Select and copy out every line in the records containing "this".

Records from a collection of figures
* * * * * * *
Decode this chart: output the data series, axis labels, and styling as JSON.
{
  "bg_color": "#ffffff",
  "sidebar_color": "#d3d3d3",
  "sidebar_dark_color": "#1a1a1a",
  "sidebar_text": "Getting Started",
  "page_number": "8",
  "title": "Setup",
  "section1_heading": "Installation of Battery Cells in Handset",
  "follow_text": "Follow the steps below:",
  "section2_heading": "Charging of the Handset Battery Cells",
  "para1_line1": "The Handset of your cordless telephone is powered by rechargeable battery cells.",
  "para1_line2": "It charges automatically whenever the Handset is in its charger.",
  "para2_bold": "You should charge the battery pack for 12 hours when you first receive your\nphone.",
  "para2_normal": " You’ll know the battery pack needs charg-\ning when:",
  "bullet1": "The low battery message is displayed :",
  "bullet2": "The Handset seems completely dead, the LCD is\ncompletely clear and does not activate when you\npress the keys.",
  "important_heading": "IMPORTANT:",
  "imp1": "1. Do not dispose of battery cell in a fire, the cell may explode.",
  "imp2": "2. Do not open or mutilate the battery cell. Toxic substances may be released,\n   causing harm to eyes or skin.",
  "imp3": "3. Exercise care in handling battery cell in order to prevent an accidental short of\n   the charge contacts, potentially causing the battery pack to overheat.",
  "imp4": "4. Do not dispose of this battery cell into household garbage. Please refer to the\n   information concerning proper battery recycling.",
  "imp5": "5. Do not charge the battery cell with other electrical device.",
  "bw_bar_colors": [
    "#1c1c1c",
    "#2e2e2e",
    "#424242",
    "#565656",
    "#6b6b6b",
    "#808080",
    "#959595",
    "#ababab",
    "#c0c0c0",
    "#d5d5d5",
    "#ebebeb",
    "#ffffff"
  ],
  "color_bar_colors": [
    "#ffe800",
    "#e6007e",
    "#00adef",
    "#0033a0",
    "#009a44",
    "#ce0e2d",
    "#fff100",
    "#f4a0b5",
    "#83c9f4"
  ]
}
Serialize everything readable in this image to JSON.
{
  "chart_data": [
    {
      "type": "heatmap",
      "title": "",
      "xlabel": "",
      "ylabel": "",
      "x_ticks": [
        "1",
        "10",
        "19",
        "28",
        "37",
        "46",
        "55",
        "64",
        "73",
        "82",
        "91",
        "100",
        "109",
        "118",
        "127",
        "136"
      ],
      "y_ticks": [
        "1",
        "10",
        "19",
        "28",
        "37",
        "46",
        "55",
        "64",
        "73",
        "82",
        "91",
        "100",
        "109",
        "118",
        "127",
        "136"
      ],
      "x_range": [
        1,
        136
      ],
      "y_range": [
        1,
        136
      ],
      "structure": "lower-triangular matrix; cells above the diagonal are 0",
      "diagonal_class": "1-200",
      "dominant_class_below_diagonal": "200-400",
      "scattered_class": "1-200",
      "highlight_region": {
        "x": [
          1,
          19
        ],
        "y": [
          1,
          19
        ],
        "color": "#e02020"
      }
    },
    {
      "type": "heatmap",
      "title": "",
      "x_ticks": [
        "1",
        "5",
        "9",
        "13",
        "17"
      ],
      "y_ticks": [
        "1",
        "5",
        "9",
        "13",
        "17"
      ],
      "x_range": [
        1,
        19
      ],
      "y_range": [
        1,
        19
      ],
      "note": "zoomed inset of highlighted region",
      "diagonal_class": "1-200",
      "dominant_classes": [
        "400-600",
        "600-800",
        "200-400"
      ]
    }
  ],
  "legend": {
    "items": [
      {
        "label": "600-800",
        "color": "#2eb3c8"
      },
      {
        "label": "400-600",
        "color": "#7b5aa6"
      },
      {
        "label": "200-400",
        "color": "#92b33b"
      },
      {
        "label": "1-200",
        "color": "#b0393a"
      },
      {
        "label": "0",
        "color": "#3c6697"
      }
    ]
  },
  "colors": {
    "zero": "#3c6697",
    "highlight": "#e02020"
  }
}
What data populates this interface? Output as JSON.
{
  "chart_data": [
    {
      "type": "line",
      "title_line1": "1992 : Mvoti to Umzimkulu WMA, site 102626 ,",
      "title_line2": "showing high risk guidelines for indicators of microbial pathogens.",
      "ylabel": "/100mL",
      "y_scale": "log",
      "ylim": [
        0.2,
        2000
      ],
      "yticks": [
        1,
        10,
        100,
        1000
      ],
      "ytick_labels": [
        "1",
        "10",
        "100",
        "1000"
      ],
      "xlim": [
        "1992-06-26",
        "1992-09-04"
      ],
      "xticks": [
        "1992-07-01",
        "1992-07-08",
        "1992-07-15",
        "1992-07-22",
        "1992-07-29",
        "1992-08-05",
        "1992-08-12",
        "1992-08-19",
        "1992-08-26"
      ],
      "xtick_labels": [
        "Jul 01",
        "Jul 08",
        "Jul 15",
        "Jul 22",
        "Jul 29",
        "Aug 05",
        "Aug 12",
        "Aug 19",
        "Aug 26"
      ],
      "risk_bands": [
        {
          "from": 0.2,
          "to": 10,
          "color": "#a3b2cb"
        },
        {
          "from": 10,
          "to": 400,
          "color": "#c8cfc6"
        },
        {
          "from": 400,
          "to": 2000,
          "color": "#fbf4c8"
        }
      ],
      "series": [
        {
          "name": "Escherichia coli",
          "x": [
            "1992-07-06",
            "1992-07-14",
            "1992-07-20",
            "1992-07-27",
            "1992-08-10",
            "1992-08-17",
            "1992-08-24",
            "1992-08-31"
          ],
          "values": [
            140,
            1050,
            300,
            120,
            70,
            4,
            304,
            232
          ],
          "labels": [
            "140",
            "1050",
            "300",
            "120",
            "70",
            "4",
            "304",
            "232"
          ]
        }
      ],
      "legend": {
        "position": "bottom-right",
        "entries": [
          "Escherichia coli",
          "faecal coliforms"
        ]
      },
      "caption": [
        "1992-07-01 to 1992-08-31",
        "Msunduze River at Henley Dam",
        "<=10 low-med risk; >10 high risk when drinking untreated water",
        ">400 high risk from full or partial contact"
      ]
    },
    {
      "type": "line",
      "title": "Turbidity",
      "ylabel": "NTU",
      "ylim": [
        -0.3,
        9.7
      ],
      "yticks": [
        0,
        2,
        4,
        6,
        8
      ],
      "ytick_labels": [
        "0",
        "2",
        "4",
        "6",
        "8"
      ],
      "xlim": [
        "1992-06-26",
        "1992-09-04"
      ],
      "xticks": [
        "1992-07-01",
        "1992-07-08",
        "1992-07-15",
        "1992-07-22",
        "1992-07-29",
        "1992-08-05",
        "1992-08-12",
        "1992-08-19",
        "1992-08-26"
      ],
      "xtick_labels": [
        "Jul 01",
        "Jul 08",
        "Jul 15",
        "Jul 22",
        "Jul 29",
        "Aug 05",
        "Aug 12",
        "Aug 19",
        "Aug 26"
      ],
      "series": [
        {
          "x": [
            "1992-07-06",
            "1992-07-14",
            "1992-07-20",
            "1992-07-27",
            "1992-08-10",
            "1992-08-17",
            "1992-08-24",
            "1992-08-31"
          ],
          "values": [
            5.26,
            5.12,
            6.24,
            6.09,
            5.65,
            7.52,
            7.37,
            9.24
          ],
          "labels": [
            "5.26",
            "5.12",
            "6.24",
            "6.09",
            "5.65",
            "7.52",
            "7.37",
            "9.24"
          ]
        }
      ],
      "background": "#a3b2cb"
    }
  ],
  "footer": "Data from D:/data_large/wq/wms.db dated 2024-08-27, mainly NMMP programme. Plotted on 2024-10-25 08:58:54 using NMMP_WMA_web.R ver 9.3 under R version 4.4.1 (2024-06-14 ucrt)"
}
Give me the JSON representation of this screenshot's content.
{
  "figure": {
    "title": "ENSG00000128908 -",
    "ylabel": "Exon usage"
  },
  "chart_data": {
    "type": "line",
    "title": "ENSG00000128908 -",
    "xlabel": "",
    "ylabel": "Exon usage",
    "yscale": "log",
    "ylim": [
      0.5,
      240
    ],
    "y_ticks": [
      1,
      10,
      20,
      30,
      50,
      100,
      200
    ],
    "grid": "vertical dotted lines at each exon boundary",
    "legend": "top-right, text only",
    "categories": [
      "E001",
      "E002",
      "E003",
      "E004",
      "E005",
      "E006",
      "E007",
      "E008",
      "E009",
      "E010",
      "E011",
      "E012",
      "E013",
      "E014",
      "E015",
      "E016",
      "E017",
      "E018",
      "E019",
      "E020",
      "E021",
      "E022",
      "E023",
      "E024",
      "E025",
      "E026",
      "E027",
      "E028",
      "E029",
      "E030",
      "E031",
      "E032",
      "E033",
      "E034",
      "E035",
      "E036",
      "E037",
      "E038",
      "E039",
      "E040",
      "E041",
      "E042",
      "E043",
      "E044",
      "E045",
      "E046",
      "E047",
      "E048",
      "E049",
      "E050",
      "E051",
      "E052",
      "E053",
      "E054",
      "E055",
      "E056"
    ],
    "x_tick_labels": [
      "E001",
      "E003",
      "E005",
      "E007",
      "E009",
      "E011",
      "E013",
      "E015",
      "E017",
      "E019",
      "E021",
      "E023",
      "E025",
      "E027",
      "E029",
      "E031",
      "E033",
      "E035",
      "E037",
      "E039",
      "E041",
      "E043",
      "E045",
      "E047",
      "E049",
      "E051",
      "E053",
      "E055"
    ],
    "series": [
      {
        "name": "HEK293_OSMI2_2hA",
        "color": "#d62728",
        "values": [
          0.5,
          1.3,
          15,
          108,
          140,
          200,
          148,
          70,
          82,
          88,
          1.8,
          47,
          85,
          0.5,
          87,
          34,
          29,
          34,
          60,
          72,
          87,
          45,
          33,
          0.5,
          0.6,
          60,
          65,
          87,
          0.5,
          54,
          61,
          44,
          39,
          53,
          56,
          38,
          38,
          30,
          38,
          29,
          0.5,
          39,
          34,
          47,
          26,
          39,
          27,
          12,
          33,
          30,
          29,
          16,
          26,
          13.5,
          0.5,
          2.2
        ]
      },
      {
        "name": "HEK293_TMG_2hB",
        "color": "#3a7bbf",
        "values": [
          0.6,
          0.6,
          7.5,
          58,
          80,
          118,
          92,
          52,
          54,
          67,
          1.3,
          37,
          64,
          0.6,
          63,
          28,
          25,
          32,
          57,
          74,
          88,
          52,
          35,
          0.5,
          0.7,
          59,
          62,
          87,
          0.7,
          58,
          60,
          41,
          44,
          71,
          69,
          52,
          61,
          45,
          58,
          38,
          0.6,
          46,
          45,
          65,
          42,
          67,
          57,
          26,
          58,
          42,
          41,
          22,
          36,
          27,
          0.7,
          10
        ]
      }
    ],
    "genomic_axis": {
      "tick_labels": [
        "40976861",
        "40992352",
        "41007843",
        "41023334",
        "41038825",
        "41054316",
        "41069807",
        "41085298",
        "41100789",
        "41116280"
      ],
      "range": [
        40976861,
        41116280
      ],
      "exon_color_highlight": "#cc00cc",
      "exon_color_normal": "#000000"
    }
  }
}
* * * * * * *
Exercise response:
Decode this chart: output the data series, axis labels, and styling as JSON.
  "imp4": "4. Do not dispose of this battery cell into household garbage. Please refer to the\n   information concerning proper battery recycling.",
Serialize everything readable in this image to JSON.
What data populates this interface? Output as JSON.
Give me the JSON representation of this screenshot's content.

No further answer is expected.